* start Excerpted data *

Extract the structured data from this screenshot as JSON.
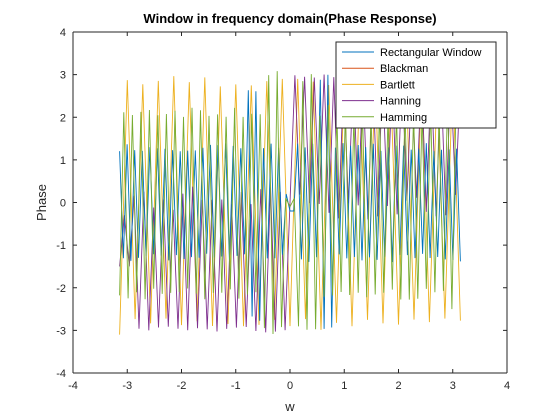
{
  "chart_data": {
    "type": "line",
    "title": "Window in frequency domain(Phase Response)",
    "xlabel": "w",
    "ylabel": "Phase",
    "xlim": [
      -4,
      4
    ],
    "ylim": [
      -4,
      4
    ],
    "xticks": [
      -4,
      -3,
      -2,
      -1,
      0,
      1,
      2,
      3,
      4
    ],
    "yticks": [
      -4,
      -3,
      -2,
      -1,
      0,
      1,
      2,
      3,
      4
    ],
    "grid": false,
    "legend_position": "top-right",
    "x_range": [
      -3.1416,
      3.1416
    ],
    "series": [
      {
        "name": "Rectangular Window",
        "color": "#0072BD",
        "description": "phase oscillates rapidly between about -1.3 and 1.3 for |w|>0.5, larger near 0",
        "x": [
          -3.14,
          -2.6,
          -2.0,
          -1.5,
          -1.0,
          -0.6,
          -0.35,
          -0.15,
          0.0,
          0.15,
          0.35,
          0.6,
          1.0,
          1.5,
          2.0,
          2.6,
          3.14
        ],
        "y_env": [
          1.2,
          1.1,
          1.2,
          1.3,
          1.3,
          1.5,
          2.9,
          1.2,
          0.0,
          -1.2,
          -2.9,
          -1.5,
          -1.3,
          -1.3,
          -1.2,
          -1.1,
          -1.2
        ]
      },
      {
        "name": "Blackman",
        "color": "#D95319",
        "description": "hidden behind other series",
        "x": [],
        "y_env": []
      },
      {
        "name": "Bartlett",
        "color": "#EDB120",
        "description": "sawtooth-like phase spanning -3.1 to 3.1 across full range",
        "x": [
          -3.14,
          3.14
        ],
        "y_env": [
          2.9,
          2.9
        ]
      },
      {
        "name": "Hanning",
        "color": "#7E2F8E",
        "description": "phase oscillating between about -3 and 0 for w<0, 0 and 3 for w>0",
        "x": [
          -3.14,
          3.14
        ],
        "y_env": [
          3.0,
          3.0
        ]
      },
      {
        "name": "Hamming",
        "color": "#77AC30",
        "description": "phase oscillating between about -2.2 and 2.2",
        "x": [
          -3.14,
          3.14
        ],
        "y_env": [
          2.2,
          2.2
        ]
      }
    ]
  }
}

* end Excerpted data *

● **Set task**: Only the number is needed: state how many lines in the listing contain "oscillating".

● **Complete output**: 2